§ JOB: Reproduce the data that follows verbatim, keeping every line unchanged and in the same order.

---

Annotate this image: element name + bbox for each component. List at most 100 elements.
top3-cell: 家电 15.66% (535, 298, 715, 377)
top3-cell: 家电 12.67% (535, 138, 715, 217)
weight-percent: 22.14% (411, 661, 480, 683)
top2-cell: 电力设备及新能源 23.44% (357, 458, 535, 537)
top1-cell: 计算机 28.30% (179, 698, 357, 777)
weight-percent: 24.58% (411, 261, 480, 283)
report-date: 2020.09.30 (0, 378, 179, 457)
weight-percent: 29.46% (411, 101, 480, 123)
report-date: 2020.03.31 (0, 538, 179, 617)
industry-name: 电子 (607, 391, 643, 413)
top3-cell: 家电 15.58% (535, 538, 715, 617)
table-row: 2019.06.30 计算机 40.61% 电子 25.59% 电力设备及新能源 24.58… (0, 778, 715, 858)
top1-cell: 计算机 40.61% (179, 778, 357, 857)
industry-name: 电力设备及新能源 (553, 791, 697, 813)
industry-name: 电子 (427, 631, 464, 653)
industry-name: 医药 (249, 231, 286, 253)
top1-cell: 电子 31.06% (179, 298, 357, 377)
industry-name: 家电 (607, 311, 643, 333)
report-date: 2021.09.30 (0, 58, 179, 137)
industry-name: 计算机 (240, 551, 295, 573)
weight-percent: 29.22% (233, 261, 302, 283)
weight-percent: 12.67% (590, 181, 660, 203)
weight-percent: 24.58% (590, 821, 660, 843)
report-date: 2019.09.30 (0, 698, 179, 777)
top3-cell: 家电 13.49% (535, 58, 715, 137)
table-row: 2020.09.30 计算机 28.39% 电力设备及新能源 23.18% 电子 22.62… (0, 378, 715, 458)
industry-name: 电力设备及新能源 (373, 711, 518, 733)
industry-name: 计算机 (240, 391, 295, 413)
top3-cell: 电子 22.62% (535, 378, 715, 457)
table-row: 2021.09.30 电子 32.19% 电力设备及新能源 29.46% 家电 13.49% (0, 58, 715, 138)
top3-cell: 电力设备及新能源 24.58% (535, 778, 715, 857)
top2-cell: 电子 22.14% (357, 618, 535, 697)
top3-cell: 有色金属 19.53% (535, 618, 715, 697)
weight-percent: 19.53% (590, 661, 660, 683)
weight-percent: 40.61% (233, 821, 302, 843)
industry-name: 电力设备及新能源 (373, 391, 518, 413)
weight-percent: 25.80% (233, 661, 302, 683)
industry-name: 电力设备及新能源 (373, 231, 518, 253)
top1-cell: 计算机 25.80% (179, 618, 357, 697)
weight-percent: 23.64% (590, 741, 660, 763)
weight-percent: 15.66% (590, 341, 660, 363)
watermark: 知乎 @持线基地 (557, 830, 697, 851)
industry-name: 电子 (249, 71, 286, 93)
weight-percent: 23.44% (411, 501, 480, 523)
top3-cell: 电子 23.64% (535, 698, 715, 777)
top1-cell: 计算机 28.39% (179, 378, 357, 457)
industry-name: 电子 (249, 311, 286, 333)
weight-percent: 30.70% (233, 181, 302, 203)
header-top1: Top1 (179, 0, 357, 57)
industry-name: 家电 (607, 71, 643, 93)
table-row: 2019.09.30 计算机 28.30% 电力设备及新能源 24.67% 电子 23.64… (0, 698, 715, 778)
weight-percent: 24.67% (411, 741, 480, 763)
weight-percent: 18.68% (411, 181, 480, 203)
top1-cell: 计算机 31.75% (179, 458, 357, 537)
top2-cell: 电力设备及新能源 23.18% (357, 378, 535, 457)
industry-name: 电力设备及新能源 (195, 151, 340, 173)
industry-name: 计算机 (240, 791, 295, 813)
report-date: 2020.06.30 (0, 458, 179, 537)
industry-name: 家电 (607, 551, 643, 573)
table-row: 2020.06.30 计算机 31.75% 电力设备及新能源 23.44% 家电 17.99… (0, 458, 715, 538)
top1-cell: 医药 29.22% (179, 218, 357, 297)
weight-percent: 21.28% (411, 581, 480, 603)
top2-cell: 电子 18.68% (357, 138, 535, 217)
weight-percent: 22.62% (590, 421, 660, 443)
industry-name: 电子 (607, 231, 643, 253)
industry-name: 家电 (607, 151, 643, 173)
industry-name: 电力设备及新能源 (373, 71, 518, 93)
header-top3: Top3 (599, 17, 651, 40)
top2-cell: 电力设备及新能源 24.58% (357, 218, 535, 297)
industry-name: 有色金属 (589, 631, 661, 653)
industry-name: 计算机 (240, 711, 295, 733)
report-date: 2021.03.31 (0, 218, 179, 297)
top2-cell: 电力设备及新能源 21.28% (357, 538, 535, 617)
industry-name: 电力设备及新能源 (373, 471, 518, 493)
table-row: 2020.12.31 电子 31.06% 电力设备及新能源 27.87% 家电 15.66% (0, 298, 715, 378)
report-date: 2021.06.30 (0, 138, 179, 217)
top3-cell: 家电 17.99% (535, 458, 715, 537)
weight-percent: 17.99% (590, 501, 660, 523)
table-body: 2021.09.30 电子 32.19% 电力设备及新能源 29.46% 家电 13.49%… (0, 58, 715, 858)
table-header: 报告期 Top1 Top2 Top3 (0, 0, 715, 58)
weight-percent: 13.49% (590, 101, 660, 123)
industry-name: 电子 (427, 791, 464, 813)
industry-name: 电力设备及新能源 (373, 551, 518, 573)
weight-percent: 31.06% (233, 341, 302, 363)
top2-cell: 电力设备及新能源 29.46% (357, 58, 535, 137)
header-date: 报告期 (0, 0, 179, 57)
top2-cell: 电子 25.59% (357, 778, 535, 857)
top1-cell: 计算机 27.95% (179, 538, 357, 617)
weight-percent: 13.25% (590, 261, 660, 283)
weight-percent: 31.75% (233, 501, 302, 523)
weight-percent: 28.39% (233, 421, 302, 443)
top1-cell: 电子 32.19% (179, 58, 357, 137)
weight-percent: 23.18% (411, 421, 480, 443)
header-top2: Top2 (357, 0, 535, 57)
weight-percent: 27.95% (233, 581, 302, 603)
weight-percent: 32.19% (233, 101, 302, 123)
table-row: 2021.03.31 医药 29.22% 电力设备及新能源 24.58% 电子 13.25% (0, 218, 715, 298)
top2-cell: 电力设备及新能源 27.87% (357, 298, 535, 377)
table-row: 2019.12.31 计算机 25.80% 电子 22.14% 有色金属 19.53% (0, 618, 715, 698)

---

§ TASK SOLUTION:
Annotate this image: element name + bbox for each component. List at most 100 elements.
top3-cell: 家电 15.66% (535, 298, 715, 377)
top3-cell: 家电 12.67% (535, 138, 715, 217)
weight-percent: 22.14% (411, 661, 480, 683)
top2-cell: 电力设备及新能源 23.44% (357, 458, 535, 537)
top1-cell: 计算机 28.30% (179, 698, 357, 777)
weight-percent: 24.58% (411, 261, 480, 283)
report-date: 2020.09.30 (0, 378, 179, 457)
weight-percent: 29.46% (411, 101, 480, 123)
report-date: 2020.03.31 (0, 538, 179, 617)
industry-name: 电子 (607, 391, 643, 413)
top3-cell: 家电 15.58% (535, 538, 715, 617)
table-row: 2019.06.30 计算机 40.61% 电子 25.59% 电力设备及新能源 24.58… (0, 778, 715, 858)
top1-cell: 计算机 40.61% (179, 778, 357, 857)
industry-name: 电力设备及新能源 (553, 791, 697, 813)
industry-name: 电子 (427, 631, 464, 653)
industry-name: 医药 (249, 231, 286, 253)
top1-cell: 电子 31.06% (179, 298, 357, 377)
industry-name: 家电 (607, 311, 643, 333)
report-date: 2021.09.30 (0, 58, 179, 137)
industry-name: 计算机 (240, 551, 295, 573)
weight-percent: 29.22% (233, 261, 302, 283)
weight-percent: 12.67% (590, 181, 660, 203)
weight-percent: 24.58% (590, 821, 660, 843)
report-date: 2019.09.30 (0, 698, 179, 777)
top3-cell: 家电 13.49% (535, 58, 715, 137)
table-row: 2020.09.30 计算机 28.39% 电力设备及新能源 23.18% 电子 22.62… (0, 378, 715, 458)
industry-name: 电力设备及新能源 (373, 711, 518, 733)
industry-name: 计算机 (240, 391, 295, 413)
top3-cell: 电子 22.62% (535, 378, 715, 457)
table-row: 2021.09.30 电子 32.19% 电力设备及新能源 29.46% 家电 13.49% (0, 58, 715, 138)
top3-cell: 电力设备及新能源 24.58% (535, 778, 715, 857)
top2-cell: 电子 22.14% (357, 618, 535, 697)
top3-cell: 有色金属 19.53% (535, 618, 715, 697)
weight-percent: 19.53% (590, 661, 660, 683)
weight-percent: 40.61% (233, 821, 302, 843)
industry-name: 电力设备及新能源 (373, 391, 518, 413)
weight-percent: 25.80% (233, 661, 302, 683)
industry-name: 电力设备及新能源 (373, 231, 518, 253)
top1-cell: 计算机 25.80% (179, 618, 357, 697)
weight-percent: 23.64% (590, 741, 660, 763)
weight-percent: 15.66% (590, 341, 660, 363)
watermark: 知乎 @持线基地 (557, 830, 697, 851)
industry-name: 电子 (249, 71, 286, 93)
weight-percent: 23.44% (411, 501, 480, 523)
top3-cell: 电子 23.64% (535, 698, 715, 777)
top1-cell: 计算机 28.39% (179, 378, 357, 457)
industry-name: 电子 (249, 311, 286, 333)
weight-percent: 30.70% (233, 181, 302, 203)
header-top1: Top1 (179, 0, 357, 57)
industry-name: 家电 (607, 71, 643, 93)
table-row: 2019.09.30 计算机 28.30% 电力设备及新能源 24.67% 电子 23.64… (0, 698, 715, 778)
weight-percent: 24.67% (411, 741, 480, 763)
weight-percent: 18.68% (411, 181, 480, 203)
top1-cell: 计算机 31.75% (179, 458, 357, 537)
top2-cell: 电力设备及新能源 23.18% (357, 378, 535, 457)
industry-name: 电力设备及新能源 (195, 151, 340, 173)
industry-name: 计算机 (240, 791, 295, 813)
report-date: 2020.06.30 (0, 458, 179, 537)
industry-name: 家电 (607, 551, 643, 573)
table-row: 2020.06.30 计算机 31.75% 电力设备及新能源 23.44% 家电 17.99… (0, 458, 715, 538)
top1-cell: 医药 29.22% (179, 218, 357, 297)
weight-percent: 21.28% (411, 581, 480, 603)
top2-cell: 电子 18.68% (357, 138, 535, 217)
weight-percent: 22.62% (590, 421, 660, 443)
industry-name: 电子 (607, 231, 643, 253)
industry-name: 家电 (607, 151, 643, 173)
industry-name: 电力设备及新能源 (373, 71, 518, 93)
header-top3: Top3 (599, 17, 651, 40)
top2-cell: 电力设备及新能源 24.58% (357, 218, 535, 297)
industry-name: 有色金属 (589, 631, 661, 653)
industry-name: 计算机 (240, 711, 295, 733)
report-date: 2021.03.31 (0, 218, 179, 297)
top2-cell: 电力设备及新能源 21.28% (357, 538, 535, 617)
industry-name: 电力设备及新能源 (373, 471, 518, 493)
table-row: 2020.12.31 电子 31.06% 电力设备及新能源 27.87% 家电 15.66% (0, 298, 715, 378)
report-date: 2021.06.30 (0, 138, 179, 217)
top3-cell: 家电 17.99% (535, 458, 715, 537)
weight-percent: 17.99% (590, 501, 660, 523)
table-body: 2021.09.30 电子 32.19% 电力设备及新能源 29.46% 家电 13.49%… (0, 58, 715, 858)
table-header: 报告期 Top1 Top2 Top3 (0, 0, 715, 58)
weight-percent: 13.49% (590, 101, 660, 123)
industry-name: 电子 (427, 791, 464, 813)
industry-name: 电力设备及新能源 (373, 551, 518, 573)
weight-percent: 31.06% (233, 341, 302, 363)
top2-cell: 电力设备及新能源 29.46% (357, 58, 535, 137)
header-date: 报告期 (0, 0, 179, 57)
top2-cell: 电子 25.59% (357, 778, 535, 857)
top1-cell: 计算机 27.95% (179, 538, 357, 617)
weight-percent: 13.25% (590, 261, 660, 283)
weight-percent: 31.75% (233, 501, 302, 523)
weight-percent: 28.39% (233, 421, 302, 443)
top1-cell: 电子 32.19% (179, 58, 357, 137)
weight-percent: 23.18% (411, 421, 480, 443)
header-top2: Top2 (357, 0, 535, 57)
weight-percent: 27.95% (233, 581, 302, 603)
weight-percent: 32.19% (233, 101, 302, 123)
table-row: 2021.03.31 医药 29.22% 电力设备及新能源 24.58% 电子 13.25% (0, 218, 715, 298)
top2-cell: 电力设备及新能源 27.87% (357, 298, 535, 377)
table-row: 2019.12.31 计算机 25.80% 电子 22.14% 有色金属 19.53% (0, 618, 715, 698)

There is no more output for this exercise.